OBJECTIVE >> Reproduce all entries precisely as they are written.

━━━━━━━━

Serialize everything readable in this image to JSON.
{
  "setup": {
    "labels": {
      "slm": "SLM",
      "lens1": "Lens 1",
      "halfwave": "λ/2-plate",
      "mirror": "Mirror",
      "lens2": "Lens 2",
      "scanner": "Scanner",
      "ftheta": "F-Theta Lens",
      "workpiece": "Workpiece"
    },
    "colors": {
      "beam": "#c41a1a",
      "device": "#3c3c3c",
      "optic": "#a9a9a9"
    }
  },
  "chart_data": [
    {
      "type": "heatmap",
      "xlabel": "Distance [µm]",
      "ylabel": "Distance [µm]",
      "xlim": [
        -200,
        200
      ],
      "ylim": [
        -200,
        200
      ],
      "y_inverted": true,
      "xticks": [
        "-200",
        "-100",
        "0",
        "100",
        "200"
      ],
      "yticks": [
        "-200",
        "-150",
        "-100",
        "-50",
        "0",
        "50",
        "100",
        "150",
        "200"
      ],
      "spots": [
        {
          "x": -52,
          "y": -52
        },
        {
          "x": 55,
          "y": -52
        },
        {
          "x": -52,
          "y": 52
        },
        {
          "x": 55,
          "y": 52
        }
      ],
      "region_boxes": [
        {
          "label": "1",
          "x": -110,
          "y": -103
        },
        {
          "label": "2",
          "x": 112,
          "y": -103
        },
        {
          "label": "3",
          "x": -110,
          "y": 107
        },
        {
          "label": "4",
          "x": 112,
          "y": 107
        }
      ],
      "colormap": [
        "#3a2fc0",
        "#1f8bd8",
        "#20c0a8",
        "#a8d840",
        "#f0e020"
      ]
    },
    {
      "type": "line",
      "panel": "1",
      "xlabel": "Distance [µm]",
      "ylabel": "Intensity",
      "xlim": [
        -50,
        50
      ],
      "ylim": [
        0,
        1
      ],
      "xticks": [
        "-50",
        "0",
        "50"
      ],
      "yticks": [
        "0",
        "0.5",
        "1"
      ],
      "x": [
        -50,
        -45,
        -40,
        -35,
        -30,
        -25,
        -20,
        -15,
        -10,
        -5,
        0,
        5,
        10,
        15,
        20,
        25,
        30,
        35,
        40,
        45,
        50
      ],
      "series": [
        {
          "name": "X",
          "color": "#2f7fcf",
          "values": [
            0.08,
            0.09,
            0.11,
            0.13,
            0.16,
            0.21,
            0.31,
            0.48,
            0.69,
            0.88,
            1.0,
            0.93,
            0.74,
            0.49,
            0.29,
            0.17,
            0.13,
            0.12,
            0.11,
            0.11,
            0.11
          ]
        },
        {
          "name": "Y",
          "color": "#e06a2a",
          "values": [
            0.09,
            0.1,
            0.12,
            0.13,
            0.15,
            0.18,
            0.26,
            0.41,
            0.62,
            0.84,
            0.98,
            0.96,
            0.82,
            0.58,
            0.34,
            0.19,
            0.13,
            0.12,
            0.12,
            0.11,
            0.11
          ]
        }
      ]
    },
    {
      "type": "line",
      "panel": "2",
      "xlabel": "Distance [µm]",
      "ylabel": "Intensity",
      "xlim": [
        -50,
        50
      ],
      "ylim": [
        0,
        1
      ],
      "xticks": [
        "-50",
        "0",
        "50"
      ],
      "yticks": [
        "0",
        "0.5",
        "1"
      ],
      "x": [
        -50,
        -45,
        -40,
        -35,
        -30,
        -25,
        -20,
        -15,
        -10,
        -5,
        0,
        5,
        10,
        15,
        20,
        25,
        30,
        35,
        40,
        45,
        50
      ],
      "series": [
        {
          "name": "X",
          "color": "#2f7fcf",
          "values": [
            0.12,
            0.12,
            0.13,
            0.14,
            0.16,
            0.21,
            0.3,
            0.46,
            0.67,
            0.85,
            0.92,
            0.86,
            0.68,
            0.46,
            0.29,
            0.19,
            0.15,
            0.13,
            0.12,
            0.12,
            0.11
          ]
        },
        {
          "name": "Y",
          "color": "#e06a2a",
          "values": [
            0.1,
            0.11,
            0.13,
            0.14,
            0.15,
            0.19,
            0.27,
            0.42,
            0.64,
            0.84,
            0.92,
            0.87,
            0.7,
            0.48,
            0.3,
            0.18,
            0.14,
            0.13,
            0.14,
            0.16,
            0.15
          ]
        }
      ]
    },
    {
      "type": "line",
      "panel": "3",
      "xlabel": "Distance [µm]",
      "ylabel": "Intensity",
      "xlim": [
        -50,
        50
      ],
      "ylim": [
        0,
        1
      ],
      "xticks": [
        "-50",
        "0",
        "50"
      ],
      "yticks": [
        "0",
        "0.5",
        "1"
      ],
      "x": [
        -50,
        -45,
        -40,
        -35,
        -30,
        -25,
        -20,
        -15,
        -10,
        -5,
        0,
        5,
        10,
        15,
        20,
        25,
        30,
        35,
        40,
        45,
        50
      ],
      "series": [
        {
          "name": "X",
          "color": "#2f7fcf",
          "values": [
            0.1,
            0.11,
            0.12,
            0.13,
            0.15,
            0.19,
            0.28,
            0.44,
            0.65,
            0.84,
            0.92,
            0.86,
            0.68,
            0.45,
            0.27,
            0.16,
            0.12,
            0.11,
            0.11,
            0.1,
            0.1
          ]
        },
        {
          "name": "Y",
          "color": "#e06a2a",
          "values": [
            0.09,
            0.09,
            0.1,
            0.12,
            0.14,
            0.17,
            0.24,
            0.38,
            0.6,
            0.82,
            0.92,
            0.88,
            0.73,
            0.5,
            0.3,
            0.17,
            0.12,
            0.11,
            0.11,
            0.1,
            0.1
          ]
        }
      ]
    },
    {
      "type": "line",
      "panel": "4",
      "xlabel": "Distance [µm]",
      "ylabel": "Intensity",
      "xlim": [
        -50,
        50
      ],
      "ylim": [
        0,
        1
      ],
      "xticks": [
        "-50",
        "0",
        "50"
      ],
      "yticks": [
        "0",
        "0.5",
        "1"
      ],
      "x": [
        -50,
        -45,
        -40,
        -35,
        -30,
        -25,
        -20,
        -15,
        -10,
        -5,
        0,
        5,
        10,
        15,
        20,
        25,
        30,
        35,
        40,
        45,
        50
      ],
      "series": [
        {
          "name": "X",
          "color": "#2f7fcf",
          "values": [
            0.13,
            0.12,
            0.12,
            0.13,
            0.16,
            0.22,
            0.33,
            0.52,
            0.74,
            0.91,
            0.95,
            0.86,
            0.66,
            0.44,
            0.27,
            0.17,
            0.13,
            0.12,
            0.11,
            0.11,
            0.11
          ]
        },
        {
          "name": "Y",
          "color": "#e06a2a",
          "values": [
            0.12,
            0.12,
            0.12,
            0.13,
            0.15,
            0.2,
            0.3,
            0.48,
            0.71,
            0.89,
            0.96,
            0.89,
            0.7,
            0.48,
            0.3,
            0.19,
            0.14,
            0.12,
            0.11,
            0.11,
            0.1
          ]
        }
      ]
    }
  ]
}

━━━━━━━━

TASK OUTPUT >>
Serialize everything readable in this image to JSON.
{
  "setup": {
    "labels": {
      "slm": "SLM",
      "lens1": "Lens 1",
      "halfwave": "λ/2-plate",
      "mirror": "Mirror",
      "lens2": "Lens 2",
      "scanner": "Scanner",
      "ftheta": "F-Theta Lens",
      "workpiece": "Workpiece"
    },
    "colors": {
      "beam": "#c41a1a",
      "device": "#3c3c3c",
      "optic": "#a9a9a9"
    }
  },
  "chart_data": [
    {
      "type": "heatmap",
      "xlabel": "Distance [µm]",
      "ylabel": "Distance [µm]",
      "xlim": [
        -200,
        200
      ],
      "ylim": [
        -200,
        200
      ],
      "y_inverted": true,
      "xticks": [
        "-200",
        "-100",
        "0",
        "100",
        "200"
      ],
      "yticks": [
        "-200",
        "-150",
        "-100",
        "-50",
        "0",
        "50",
        "100",
        "150",
        "200"
      ],
      "spots": [
        {
          "x": -52,
          "y": -52
        },
        {
          "x": 55,
          "y": -52
        },
        {
          "x": -52,
          "y": 52
        },
        {
          "x": 55,
          "y": 52
        }
      ],
      "region_boxes": [
        {
          "label": "1",
          "x": -110,
          "y": -103
        },
        {
          "label": "2",
          "x": 112,
          "y": -103
        },
        {
          "label": "3",
          "x": -110,
          "y": 107
        },
        {
          "label": "4",
          "x": 112,
          "y": 107
        }
      ],
      "colormap": [
        "#3a2fc0",
        "#1f8bd8",
        "#20c0a8",
        "#a8d840",
        "#f0e020"
      ]
    },
    {
      "type": "line",
      "panel": "1",
      "xlabel": "Distance [µm]",
      "ylabel": "Intensity",
      "xlim": [
        -50,
        50
      ],
      "ylim": [
        0,
        1
      ],
      "xticks": [
        "-50",
        "0",
        "50"
      ],
      "yticks": [
        "0",
        "0.5",
        "1"
      ],
      "x": [
        -50,
        -45,
        -40,
        -35,
        -30,
        -25,
        -20,
        -15,
        -10,
        -5,
        0,
        5,
        10,
        15,
        20,
        25,
        30,
        35,
        40,
        45,
        50
      ],
      "series": [
        {
          "name": "X",
          "color": "#2f7fcf",
          "values": [
            0.08,
            0.09,
            0.11,
            0.13,
            0.16,
            0.21,
            0.31,
            0.48,
            0.69,
            0.88,
            1.0,
            0.93,
            0.74,
            0.49,
            0.29,
            0.17,
            0.13,
            0.12,
            0.11,
            0.11,
            0.11
          ]
        },
        {
          "name": "Y",
          "color": "#e06a2a",
          "values": [
            0.09,
            0.1,
            0.12,
            0.13,
            0.15,
            0.18,
            0.26,
            0.41,
            0.62,
            0.84,
            0.98,
            0.96,
            0.82,
            0.58,
            0.34,
            0.19,
            0.13,
            0.12,
            0.12,
            0.11,
            0.11
          ]
        }
      ]
    },
    {
      "type": "line",
      "panel": "2",
      "xlabel": "Distance [µm]",
      "ylabel": "Intensity",
      "xlim": [
        -50,
        50
      ],
      "ylim": [
        0,
        1
      ],
      "xticks": [
        "-50",
        "0",
        "50"
      ],
      "yticks": [
        "0",
        "0.5",
        "1"
      ],
      "x": [
        -50,
        -45,
        -40,
        -35,
        -30,
        -25,
        -20,
        -15,
        -10,
        -5,
        0,
        5,
        10,
        15,
        20,
        25,
        30,
        35,
        40,
        45,
        50
      ],
      "series": [
        {
          "name": "X",
          "color": "#2f7fcf",
          "values": [
            0.12,
            0.12,
            0.13,
            0.14,
            0.16,
            0.21,
            0.3,
            0.46,
            0.67,
            0.85,
            0.92,
            0.86,
            0.68,
            0.46,
            0.29,
            0.19,
            0.15,
            0.13,
            0.12,
            0.12,
            0.11
          ]
        },
        {
          "name": "Y",
          "color": "#e06a2a",
          "values": [
            0.1,
            0.11,
            0.13,
            0.14,
            0.15,
            0.19,
            0.27,
            0.42,
            0.64,
            0.84,
            0.92,
            0.87,
            0.7,
            0.48,
            0.3,
            0.18,
            0.14,
            0.13,
            0.14,
            0.16,
            0.15
          ]
        }
      ]
    },
    {
      "type": "line",
      "panel": "3",
      "xlabel": "Distance [µm]",
      "ylabel": "Intensity",
      "xlim": [
        -50,
        50
      ],
      "ylim": [
        0,
        1
      ],
      "xticks": [
        "-50",
        "0",
        "50"
      ],
      "yticks": [
        "0",
        "0.5",
        "1"
      ],
      "x": [
        -50,
        -45,
        -40,
        -35,
        -30,
        -25,
        -20,
        -15,
        -10,
        -5,
        0,
        5,
        10,
        15,
        20,
        25,
        30,
        35,
        40,
        45,
        50
      ],
      "series": [
        {
          "name": "X",
          "color": "#2f7fcf",
          "values": [
            0.1,
            0.11,
            0.12,
            0.13,
            0.15,
            0.19,
            0.28,
            0.44,
            0.65,
            0.84,
            0.92,
            0.86,
            0.68,
            0.45,
            0.27,
            0.16,
            0.12,
            0.11,
            0.11,
            0.1,
            0.1
          ]
        },
        {
          "name": "Y",
          "color": "#e06a2a",
          "values": [
            0.09,
            0.09,
            0.1,
            0.12,
            0.14,
            0.17,
            0.24,
            0.38,
            0.6,
            0.82,
            0.92,
            0.88,
            0.73,
            0.5,
            0.3,
            0.17,
            0.12,
            0.11,
            0.11,
            0.1,
            0.1
          ]
        }
      ]
    },
    {
      "type": "line",
      "panel": "4",
      "xlabel": "Distance [µm]",
      "ylabel": "Intensity",
      "xlim": [
        -50,
        50
      ],
      "ylim": [
        0,
        1
      ],
      "xticks": [
        "-50",
        "0",
        "50"
      ],
      "yticks": [
        "0",
        "0.5",
        "1"
      ],
      "x": [
        -50,
        -45,
        -40,
        -35,
        -30,
        -25,
        -20,
        -15,
        -10,
        -5,
        0,
        5,
        10,
        15,
        20,
        25,
        30,
        35,
        40,
        45,
        50
      ],
      "series": [
        {
          "name": "X",
          "color": "#2f7fcf",
          "values": [
            0.13,
            0.12,
            0.12,
            0.13,
            0.16,
            0.22,
            0.33,
            0.52,
            0.74,
            0.91,
            0.95,
            0.86,
            0.66,
            0.44,
            0.27,
            0.17,
            0.13,
            0.12,
            0.11,
            0.11,
            0.11
          ]
        },
        {
          "name": "Y",
          "color": "#e06a2a",
          "values": [
            0.12,
            0.12,
            0.12,
            0.13,
            0.15,
            0.2,
            0.3,
            0.48,
            0.71,
            0.89,
            0.96,
            0.89,
            0.7,
            0.48,
            0.3,
            0.19,
            0.14,
            0.12,
            0.11,
            0.11,
            0.1
          ]
        }
      ]
    }
  ]
}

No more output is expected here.